> _Entries provided_:
____________________

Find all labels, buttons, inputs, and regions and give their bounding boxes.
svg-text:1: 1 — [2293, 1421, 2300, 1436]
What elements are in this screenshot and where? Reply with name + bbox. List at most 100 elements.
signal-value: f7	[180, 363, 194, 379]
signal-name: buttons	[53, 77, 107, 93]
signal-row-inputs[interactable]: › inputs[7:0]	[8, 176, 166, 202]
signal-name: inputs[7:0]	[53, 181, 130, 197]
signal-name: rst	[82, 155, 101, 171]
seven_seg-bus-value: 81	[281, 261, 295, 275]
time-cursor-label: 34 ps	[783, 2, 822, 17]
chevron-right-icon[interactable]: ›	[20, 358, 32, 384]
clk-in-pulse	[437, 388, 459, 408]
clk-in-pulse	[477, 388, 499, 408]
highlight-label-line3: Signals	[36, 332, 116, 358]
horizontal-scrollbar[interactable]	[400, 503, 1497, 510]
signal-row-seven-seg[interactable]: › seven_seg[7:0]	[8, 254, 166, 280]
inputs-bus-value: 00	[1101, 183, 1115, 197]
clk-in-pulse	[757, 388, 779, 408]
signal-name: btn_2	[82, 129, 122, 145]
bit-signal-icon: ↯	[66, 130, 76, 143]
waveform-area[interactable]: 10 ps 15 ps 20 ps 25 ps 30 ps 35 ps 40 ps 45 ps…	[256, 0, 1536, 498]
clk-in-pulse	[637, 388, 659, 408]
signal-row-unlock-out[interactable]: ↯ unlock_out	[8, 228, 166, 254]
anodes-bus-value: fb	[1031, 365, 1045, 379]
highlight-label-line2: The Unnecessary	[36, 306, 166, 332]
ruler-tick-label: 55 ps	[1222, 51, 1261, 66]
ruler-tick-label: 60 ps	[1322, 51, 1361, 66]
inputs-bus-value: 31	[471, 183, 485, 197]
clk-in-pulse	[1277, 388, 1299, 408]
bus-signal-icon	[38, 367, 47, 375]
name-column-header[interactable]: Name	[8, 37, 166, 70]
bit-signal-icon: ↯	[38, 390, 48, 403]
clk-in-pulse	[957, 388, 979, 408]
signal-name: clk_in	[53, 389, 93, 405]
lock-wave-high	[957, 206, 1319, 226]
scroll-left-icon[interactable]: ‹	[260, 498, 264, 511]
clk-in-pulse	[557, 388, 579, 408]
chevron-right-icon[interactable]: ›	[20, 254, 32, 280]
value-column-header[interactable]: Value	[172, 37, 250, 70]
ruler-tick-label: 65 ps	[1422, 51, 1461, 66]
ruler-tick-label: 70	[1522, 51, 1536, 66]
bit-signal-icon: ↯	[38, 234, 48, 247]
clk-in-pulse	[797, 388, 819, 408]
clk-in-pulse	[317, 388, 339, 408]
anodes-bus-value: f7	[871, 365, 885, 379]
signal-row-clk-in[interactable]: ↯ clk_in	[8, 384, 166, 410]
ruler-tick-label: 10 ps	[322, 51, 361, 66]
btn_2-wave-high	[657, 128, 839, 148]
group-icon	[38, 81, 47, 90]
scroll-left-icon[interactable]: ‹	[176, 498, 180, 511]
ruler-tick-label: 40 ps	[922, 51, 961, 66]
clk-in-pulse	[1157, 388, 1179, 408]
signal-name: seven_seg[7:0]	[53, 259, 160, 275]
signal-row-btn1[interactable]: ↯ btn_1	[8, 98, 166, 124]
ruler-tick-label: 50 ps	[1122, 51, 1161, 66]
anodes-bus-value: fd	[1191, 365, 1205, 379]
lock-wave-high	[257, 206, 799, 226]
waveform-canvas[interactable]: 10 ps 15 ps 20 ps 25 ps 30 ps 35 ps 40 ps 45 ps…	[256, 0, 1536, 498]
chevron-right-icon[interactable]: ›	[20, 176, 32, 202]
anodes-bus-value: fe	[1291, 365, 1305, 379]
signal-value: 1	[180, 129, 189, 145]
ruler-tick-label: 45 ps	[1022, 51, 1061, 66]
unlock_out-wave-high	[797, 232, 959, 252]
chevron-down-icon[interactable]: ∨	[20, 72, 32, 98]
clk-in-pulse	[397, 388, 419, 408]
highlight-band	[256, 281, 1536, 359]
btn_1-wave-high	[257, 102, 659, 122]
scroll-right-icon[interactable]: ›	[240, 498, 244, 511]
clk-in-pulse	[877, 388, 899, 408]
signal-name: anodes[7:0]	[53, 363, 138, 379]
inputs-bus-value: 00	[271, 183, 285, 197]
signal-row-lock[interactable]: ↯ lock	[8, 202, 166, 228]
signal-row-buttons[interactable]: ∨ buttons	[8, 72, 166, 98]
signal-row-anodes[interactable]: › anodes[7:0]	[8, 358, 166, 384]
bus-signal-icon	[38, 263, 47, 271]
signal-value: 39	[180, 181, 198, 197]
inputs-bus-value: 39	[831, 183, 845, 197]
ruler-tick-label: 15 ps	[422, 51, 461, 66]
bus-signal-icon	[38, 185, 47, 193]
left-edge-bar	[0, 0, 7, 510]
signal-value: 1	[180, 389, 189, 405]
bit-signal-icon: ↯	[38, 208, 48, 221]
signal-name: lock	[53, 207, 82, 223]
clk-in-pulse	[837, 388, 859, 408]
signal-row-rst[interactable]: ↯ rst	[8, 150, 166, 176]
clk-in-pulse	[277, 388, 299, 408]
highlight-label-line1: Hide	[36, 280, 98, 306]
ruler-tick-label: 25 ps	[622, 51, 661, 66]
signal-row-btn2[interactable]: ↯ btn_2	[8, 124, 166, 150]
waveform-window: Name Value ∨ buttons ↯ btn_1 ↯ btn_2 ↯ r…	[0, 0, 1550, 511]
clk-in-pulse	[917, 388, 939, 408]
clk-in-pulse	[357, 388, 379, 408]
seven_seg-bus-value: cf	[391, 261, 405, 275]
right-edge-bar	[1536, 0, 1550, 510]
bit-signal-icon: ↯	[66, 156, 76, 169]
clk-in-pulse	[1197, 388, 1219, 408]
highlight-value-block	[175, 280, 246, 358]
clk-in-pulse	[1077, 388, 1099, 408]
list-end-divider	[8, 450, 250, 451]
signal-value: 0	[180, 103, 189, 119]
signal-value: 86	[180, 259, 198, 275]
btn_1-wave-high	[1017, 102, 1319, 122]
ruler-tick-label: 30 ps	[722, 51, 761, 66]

____________________

> _Required task_:
Repeat every line of the data above word for word, keeping each value and set of numbers unchanged.

> _Answer to the problem_:
Find all labels, buttons, inputs, and regions and give their bounding boxes.
svg-text:1: 1 — [2293, 1421, 2300, 1436]
What elements are in this screenshot and where? Reply with name + bbox. List at most 100 elements.
signal-value: f7	[180, 363, 194, 379]
signal-name: buttons	[53, 77, 107, 93]
signal-row-inputs[interactable]: › inputs[7:0]	[8, 176, 166, 202]
signal-name: inputs[7:0]	[53, 181, 130, 197]
signal-name: rst	[82, 155, 101, 171]
seven_seg-bus-value: 81	[281, 261, 295, 275]
time-cursor-label: 34 ps	[783, 2, 822, 17]
chevron-right-icon[interactable]: ›	[20, 358, 32, 384]
clk-in-pulse	[437, 388, 459, 408]
clk-in-pulse	[477, 388, 499, 408]
highlight-label-line3: Signals	[36, 332, 116, 358]
horizontal-scrollbar[interactable]	[400, 503, 1497, 510]
signal-row-seven-seg[interactable]: › seven_seg[7:0]	[8, 254, 166, 280]
inputs-bus-value: 00	[1101, 183, 1115, 197]
clk-in-pulse	[757, 388, 779, 408]
signal-name: btn_2	[82, 129, 122, 145]
bit-signal-icon: ↯	[66, 130, 76, 143]
waveform-area[interactable]: 10 ps 15 ps 20 ps 25 ps 30 ps 35 ps 40 ps 45 ps…	[256, 0, 1536, 498]
clk-in-pulse	[637, 388, 659, 408]
signal-row-unlock-out[interactable]: ↯ unlock_out	[8, 228, 166, 254]
anodes-bus-value: fb	[1031, 365, 1045, 379]
highlight-label-line2: The Unnecessary	[36, 306, 166, 332]
ruler-tick-label: 55 ps	[1222, 51, 1261, 66]
ruler-tick-label: 60 ps	[1322, 51, 1361, 66]
inputs-bus-value: 31	[471, 183, 485, 197]
clk-in-pulse	[1277, 388, 1299, 408]
bus-signal-icon	[38, 367, 47, 375]
name-column-header[interactable]: Name	[8, 37, 166, 70]
bit-signal-icon: ↯	[38, 390, 48, 403]
clk-in-pulse	[957, 388, 979, 408]
signal-name: clk_in	[53, 389, 93, 405]
lock-wave-high	[957, 206, 1319, 226]
scroll-left-icon[interactable]: ‹	[260, 498, 264, 511]
clk-in-pulse	[557, 388, 579, 408]
chevron-right-icon[interactable]: ›	[20, 254, 32, 280]
value-column-header[interactable]: Value	[172, 37, 250, 70]
ruler-tick-label: 65 ps	[1422, 51, 1461, 66]
ruler-tick-label: 70	[1522, 51, 1536, 66]
bit-signal-icon: ↯	[38, 234, 48, 247]
clk-in-pulse	[797, 388, 819, 408]
clk-in-pulse	[317, 388, 339, 408]
anodes-bus-value: f7	[871, 365, 885, 379]
signal-row-clk-in[interactable]: ↯ clk_in	[8, 384, 166, 410]
ruler-tick-label: 10 ps	[322, 51, 361, 66]
btn_2-wave-high	[657, 128, 839, 148]
group-icon	[38, 81, 47, 90]
scroll-left-icon[interactable]: ‹	[176, 498, 180, 511]
ruler-tick-label: 40 ps	[922, 51, 961, 66]
clk-in-pulse	[1157, 388, 1179, 408]
signal-name: seven_seg[7:0]	[53, 259, 160, 275]
signal-row-btn1[interactable]: ↯ btn_1	[8, 98, 166, 124]
ruler-tick-label: 50 ps	[1122, 51, 1161, 66]
anodes-bus-value: fd	[1191, 365, 1205, 379]
lock-wave-high	[257, 206, 799, 226]
waveform-canvas[interactable]: 10 ps 15 ps 20 ps 25 ps 30 ps 35 ps 40 ps 45 ps…	[256, 0, 1536, 498]
chevron-right-icon[interactable]: ›	[20, 176, 32, 202]
anodes-bus-value: fe	[1291, 365, 1305, 379]
signal-value: 1	[180, 129, 189, 145]
ruler-tick-label: 45 ps	[1022, 51, 1061, 66]
unlock_out-wave-high	[797, 232, 959, 252]
chevron-down-icon[interactable]: ∨	[20, 72, 32, 98]
clk-in-pulse	[397, 388, 419, 408]
highlight-band	[256, 281, 1536, 359]
btn_1-wave-high	[257, 102, 659, 122]
scroll-right-icon[interactable]: ›	[240, 498, 244, 511]
clk-in-pulse	[877, 388, 899, 408]
signal-name: anodes[7:0]	[53, 363, 138, 379]
inputs-bus-value: 00	[271, 183, 285, 197]
signal-row-lock[interactable]: ↯ lock	[8, 202, 166, 228]
signal-row-buttons[interactable]: ∨ buttons	[8, 72, 166, 98]
signal-row-anodes[interactable]: › anodes[7:0]	[8, 358, 166, 384]
bus-signal-icon	[38, 263, 47, 271]
signal-value: 39	[180, 181, 198, 197]
inputs-bus-value: 39	[831, 183, 845, 197]
ruler-tick-label: 15 ps	[422, 51, 461, 66]
bus-signal-icon	[38, 185, 47, 193]
left-edge-bar	[0, 0, 7, 510]
signal-value: 1	[180, 389, 189, 405]
bit-signal-icon: ↯	[38, 208, 48, 221]
signal-name: lock	[53, 207, 82, 223]
clk-in-pulse	[837, 388, 859, 408]
signal-row-rst[interactable]: ↯ rst	[8, 150, 166, 176]
clk-in-pulse	[277, 388, 299, 408]
highlight-label-line1: Hide	[36, 280, 98, 306]
ruler-tick-label: 25 ps	[622, 51, 661, 66]
signal-row-btn2[interactable]: ↯ btn_2	[8, 124, 166, 150]
waveform-window: Name Value ∨ buttons ↯ btn_1 ↯ btn_2 ↯ r…	[0, 0, 1550, 511]
clk-in-pulse	[917, 388, 939, 408]
clk-in-pulse	[357, 388, 379, 408]
seven_seg-bus-value: cf	[391, 261, 405, 275]
right-edge-bar	[1536, 0, 1550, 510]
bit-signal-icon: ↯	[66, 156, 76, 169]
clk-in-pulse	[1197, 388, 1219, 408]
highlight-value-block	[175, 280, 246, 358]
clk-in-pulse	[1077, 388, 1099, 408]
list-end-divider	[8, 450, 250, 451]
signal-value: 0	[180, 103, 189, 119]
signal-value: 86	[180, 259, 198, 275]
btn_1-wave-high	[1017, 102, 1319, 122]
ruler-tick-label: 30 ps	[722, 51, 761, 66]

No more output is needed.